◆ TASK TO CARRY OUT ◆
Extract all lines containing "Gesetze".

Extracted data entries

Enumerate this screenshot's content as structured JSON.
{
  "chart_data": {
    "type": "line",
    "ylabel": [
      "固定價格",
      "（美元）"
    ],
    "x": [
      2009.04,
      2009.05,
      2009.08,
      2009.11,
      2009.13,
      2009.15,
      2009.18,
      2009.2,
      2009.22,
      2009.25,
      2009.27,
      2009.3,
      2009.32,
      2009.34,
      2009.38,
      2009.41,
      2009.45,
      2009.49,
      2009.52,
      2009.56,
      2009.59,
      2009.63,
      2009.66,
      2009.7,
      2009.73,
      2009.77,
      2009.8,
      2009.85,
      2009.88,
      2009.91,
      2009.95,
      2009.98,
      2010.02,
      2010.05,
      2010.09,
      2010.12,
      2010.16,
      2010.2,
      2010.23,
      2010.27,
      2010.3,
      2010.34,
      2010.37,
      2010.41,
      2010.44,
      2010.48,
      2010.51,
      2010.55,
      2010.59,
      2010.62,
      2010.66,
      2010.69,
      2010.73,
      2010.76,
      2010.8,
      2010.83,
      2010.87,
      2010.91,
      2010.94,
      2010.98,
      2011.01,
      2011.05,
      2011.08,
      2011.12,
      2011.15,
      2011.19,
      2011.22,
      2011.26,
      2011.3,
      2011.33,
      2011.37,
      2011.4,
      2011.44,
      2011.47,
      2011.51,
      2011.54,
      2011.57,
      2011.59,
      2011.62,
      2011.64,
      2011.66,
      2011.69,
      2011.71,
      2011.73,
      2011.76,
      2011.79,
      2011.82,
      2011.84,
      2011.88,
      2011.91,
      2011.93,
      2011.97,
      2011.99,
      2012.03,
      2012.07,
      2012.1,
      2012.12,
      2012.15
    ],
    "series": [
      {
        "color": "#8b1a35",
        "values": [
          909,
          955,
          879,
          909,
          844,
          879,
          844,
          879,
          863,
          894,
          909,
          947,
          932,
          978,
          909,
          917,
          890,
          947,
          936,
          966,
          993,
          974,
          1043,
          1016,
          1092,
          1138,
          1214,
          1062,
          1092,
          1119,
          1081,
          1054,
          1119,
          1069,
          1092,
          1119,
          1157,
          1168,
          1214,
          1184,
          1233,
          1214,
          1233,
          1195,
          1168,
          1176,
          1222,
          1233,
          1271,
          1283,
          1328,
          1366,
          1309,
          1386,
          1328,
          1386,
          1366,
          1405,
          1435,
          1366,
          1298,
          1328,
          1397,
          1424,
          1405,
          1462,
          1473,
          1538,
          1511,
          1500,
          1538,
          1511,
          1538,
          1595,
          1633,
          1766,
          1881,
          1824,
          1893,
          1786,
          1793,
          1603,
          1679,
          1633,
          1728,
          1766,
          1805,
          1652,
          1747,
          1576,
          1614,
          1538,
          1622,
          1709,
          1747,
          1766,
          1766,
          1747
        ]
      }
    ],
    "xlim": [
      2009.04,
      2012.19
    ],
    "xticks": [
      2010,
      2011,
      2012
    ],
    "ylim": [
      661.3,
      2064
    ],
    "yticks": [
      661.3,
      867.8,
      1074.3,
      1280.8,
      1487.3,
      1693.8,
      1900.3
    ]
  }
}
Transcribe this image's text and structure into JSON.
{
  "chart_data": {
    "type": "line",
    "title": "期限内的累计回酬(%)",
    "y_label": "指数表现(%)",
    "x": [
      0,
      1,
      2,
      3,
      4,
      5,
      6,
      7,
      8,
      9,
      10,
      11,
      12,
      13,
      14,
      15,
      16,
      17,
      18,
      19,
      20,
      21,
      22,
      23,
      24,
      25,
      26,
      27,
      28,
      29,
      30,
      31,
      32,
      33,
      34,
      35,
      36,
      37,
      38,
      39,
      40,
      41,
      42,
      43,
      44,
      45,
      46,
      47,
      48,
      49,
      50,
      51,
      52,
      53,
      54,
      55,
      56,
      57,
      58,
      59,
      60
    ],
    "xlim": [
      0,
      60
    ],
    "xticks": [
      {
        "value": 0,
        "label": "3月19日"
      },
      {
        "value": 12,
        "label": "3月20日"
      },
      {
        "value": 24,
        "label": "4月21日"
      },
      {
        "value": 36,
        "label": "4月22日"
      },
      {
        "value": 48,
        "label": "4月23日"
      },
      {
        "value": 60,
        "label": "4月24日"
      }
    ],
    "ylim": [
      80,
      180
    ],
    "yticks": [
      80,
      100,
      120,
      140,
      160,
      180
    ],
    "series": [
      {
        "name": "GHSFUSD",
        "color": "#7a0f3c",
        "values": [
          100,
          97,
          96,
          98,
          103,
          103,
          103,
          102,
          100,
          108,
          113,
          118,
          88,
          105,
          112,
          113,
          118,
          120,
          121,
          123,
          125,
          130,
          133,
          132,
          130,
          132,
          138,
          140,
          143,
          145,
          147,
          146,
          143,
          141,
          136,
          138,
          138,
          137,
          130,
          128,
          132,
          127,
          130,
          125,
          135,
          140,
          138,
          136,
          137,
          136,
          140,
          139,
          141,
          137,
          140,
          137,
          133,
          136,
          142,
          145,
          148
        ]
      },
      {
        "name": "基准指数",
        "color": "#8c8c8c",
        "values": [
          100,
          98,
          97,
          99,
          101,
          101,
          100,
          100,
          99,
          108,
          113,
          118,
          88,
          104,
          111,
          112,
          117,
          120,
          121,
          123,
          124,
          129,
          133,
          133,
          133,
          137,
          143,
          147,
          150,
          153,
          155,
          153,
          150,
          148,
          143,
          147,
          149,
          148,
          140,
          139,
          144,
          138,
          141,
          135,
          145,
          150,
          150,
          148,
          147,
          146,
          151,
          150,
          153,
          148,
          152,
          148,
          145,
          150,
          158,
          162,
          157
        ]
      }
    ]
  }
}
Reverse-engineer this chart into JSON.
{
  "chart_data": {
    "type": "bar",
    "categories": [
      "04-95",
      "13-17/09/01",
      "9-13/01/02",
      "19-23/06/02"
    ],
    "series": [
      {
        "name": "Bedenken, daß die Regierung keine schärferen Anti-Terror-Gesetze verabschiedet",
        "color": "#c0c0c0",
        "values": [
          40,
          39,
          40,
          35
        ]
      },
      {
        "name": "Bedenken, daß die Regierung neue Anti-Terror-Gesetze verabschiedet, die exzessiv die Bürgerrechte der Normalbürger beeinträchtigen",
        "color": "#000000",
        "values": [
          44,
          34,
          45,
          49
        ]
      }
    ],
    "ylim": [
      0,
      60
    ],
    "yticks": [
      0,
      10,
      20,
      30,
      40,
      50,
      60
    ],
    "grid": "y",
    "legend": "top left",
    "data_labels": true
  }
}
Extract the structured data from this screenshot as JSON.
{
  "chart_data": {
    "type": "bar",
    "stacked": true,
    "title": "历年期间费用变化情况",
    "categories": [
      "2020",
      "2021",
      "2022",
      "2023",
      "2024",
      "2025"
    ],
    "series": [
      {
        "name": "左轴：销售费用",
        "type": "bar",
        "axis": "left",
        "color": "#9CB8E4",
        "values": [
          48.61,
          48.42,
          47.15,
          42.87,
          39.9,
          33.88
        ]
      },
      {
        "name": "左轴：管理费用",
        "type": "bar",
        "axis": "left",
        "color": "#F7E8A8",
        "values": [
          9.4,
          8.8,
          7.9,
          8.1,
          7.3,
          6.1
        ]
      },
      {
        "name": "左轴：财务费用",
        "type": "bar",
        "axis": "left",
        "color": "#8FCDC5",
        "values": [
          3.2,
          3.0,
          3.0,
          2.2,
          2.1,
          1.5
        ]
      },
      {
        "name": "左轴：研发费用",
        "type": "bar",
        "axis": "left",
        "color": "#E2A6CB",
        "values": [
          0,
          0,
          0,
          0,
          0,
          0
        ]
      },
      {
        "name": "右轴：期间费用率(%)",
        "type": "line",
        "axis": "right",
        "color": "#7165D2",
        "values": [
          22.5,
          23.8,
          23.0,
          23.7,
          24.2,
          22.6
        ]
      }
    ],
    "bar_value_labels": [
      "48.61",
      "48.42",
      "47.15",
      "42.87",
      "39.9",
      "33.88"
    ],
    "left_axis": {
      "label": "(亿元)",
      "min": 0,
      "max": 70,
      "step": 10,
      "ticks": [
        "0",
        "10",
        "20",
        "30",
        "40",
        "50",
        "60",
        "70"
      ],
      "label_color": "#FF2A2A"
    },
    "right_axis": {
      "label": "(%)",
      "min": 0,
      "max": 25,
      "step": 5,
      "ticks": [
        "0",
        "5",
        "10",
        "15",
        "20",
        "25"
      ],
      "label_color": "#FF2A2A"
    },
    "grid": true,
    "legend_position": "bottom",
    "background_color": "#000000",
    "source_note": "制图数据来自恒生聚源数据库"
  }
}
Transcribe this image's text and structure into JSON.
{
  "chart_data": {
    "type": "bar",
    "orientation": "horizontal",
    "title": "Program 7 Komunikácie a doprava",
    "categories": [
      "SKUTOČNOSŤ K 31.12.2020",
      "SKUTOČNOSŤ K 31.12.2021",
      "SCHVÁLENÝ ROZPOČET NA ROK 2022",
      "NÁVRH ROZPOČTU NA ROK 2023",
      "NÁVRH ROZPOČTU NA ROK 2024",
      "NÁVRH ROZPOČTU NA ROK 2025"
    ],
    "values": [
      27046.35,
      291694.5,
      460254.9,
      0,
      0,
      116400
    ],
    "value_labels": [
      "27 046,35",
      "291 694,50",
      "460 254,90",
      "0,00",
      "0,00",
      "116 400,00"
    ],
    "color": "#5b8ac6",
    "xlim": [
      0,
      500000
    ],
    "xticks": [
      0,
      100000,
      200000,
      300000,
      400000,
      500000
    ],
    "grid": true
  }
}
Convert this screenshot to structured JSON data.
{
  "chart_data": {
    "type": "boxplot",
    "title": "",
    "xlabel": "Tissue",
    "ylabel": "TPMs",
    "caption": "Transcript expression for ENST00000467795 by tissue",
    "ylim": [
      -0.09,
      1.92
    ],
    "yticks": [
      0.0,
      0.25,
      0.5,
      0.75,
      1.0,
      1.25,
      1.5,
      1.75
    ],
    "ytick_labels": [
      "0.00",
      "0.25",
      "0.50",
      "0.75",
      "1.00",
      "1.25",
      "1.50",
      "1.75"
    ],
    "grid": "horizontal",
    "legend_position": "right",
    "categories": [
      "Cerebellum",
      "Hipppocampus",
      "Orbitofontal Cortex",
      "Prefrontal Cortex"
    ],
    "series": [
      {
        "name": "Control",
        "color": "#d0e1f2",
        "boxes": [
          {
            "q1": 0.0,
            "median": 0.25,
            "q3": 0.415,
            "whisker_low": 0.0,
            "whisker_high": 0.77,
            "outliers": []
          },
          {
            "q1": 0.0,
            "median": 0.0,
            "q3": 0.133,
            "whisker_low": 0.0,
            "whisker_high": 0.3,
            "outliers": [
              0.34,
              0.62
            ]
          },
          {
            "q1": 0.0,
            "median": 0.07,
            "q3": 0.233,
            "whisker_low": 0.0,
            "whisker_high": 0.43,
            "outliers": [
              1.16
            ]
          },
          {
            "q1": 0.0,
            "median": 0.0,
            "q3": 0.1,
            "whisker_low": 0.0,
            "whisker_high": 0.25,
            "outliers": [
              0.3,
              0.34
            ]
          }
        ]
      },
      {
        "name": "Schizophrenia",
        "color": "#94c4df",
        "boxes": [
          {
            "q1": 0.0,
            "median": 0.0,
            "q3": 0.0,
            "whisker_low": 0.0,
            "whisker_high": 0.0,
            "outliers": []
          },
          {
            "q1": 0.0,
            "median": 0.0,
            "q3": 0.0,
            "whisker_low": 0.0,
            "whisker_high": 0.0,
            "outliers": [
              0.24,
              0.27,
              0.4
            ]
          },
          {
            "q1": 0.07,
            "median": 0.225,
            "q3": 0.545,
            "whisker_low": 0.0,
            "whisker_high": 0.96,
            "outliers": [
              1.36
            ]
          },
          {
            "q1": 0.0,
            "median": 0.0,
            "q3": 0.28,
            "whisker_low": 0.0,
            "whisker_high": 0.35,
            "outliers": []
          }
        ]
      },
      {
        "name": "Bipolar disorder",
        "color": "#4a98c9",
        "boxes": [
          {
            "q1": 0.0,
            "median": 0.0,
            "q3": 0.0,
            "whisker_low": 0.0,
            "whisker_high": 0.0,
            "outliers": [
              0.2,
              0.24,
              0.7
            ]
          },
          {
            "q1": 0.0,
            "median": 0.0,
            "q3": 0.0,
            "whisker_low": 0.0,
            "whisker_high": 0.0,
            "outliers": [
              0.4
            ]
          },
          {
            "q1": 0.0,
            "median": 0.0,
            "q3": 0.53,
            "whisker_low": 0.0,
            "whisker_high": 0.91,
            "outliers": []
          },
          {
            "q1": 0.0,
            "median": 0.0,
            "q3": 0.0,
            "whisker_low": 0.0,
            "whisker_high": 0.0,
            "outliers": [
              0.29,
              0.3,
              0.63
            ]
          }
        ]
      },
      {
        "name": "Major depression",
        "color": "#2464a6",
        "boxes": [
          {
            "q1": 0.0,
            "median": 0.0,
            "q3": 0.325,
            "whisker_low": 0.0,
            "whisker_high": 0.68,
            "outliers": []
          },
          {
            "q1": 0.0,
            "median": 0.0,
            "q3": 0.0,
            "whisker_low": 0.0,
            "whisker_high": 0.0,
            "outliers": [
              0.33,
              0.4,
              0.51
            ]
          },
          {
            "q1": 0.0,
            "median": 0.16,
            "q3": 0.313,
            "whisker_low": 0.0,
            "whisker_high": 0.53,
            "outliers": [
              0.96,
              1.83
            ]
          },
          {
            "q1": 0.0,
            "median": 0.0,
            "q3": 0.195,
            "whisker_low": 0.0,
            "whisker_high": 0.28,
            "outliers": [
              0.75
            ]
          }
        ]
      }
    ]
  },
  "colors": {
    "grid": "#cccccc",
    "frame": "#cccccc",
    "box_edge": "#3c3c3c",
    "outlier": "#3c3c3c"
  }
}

◆ ANSWER TO THE EXERCISE ◆
        "name": "Bedenken, daß die Regierung keine schärferen Anti-Terror-Gesetze verabschiedet",
        "name": "Bedenken, daß die Regierung neue Anti-Terror-Gesetze verabschiedet, die exzessiv die Bürgerrechte der Normalbürger beeinträchtigen",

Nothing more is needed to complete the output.